Challenge:
Make an exact copy of all the data.
----------------------------------------
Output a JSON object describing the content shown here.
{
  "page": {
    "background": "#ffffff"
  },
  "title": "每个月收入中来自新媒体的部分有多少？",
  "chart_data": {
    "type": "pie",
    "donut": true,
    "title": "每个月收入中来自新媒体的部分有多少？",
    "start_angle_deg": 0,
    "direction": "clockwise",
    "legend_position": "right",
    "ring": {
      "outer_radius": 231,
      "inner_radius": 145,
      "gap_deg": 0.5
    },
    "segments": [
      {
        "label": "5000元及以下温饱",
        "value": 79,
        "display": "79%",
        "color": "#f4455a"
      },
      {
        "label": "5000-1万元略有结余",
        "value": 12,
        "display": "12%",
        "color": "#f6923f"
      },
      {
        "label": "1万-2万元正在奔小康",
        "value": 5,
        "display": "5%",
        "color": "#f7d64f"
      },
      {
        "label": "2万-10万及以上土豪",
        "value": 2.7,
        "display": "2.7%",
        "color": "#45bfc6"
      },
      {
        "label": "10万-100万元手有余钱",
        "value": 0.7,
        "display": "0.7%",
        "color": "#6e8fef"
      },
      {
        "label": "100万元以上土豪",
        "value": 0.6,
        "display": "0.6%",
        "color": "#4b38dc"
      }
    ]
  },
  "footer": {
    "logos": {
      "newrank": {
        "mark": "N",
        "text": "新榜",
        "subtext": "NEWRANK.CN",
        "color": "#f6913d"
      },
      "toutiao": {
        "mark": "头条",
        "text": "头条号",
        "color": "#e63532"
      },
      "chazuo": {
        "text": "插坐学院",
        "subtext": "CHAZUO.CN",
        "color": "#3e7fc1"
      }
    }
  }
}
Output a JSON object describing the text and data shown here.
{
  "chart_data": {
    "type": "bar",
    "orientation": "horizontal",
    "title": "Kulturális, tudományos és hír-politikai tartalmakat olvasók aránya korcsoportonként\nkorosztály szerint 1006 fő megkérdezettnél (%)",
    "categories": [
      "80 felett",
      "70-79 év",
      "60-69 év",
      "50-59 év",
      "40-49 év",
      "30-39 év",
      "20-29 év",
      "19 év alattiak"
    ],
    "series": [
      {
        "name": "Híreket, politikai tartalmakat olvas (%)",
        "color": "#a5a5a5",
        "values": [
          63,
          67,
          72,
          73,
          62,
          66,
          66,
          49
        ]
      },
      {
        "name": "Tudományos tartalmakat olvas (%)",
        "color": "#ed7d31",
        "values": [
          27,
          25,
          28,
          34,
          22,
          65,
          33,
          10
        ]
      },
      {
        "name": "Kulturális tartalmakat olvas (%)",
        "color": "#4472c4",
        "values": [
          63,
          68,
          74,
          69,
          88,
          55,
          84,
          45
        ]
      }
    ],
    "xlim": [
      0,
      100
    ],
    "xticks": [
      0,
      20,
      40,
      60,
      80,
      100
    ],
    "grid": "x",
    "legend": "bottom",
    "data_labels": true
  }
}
----------------------------------------
Solution for this problem:
Output a JSON object describing the content shown here.
{
  "page": {
    "background": "#ffffff"
  },
  "title": "每个月收入中来自新媒体的部分有多少？",
  "chart_data": {
    "type": "pie",
    "donut": true,
    "title": "每个月收入中来自新媒体的部分有多少？",
    "start_angle_deg": 0,
    "direction": "clockwise",
    "legend_position": "right",
    "ring": {
      "outer_radius": 231,
      "inner_radius": 145,
      "gap_deg": 0.5
    },
    "segments": [
      {
        "label": "5000元及以下温饱",
        "value": 79,
        "display": "79%",
        "color": "#f4455a"
      },
      {
        "label": "5000-1万元略有结余",
        "value": 12,
        "display": "12%",
        "color": "#f6923f"
      },
      {
        "label": "1万-2万元正在奔小康",
        "value": 5,
        "display": "5%",
        "color": "#f7d64f"
      },
      {
        "label": "2万-10万及以上土豪",
        "value": 2.7,
        "display": "2.7%",
        "color": "#45bfc6"
      },
      {
        "label": "10万-100万元手有余钱",
        "value": 0.7,
        "display": "0.7%",
        "color": "#6e8fef"
      },
      {
        "label": "100万元以上土豪",
        "value": 0.6,
        "display": "0.6%",
        "color": "#4b38dc"
      }
    ]
  },
  "footer": {
    "logos": {
      "newrank": {
        "mark": "N",
        "text": "新榜",
        "subtext": "NEWRANK.CN",
        "color": "#f6913d"
      },
      "toutiao": {
        "mark": "头条",
        "text": "头条号",
        "color": "#e63532"
      },
      "chazuo": {
        "text": "插坐学院",
        "subtext": "CHAZUO.CN",
        "color": "#3e7fc1"
      }
    }
  }
}
Output a JSON object describing the text and data shown here.
{
  "chart_data": {
    "type": "bar",
    "orientation": "horizontal",
    "title": "Kulturális, tudományos és hír-politikai tartalmakat olvasók aránya korcsoportonként\nkorosztály szerint 1006 fő megkérdezettnél (%)",
    "categories": [
      "80 felett",
      "70-79 év",
      "60-69 év",
      "50-59 év",
      "40-49 év",
      "30-39 év",
      "20-29 év",
      "19 év alattiak"
    ],
    "series": [
      {
        "name": "Híreket, politikai tartalmakat olvas (%)",
        "color": "#a5a5a5",
        "values": [
          63,
          67,
          72,
          73,
          62,
          66,
          66,
          49
        ]
      },
      {
        "name": "Tudományos tartalmakat olvas (%)",
        "color": "#ed7d31",
        "values": [
          27,
          25,
          28,
          34,
          22,
          65,
          33,
          10
        ]
      },
      {
        "name": "Kulturális tartalmakat olvas (%)",
        "color": "#4472c4",
        "values": [
          63,
          68,
          74,
          69,
          88,
          55,
          84,
          45
        ]
      }
    ],
    "xlim": [
      0,
      100
    ],
    "xticks": [
      0,
      20,
      40,
      60,
      80,
      100
    ],
    "grid": "x",
    "legend": "bottom",
    "data_labels": true
  }
}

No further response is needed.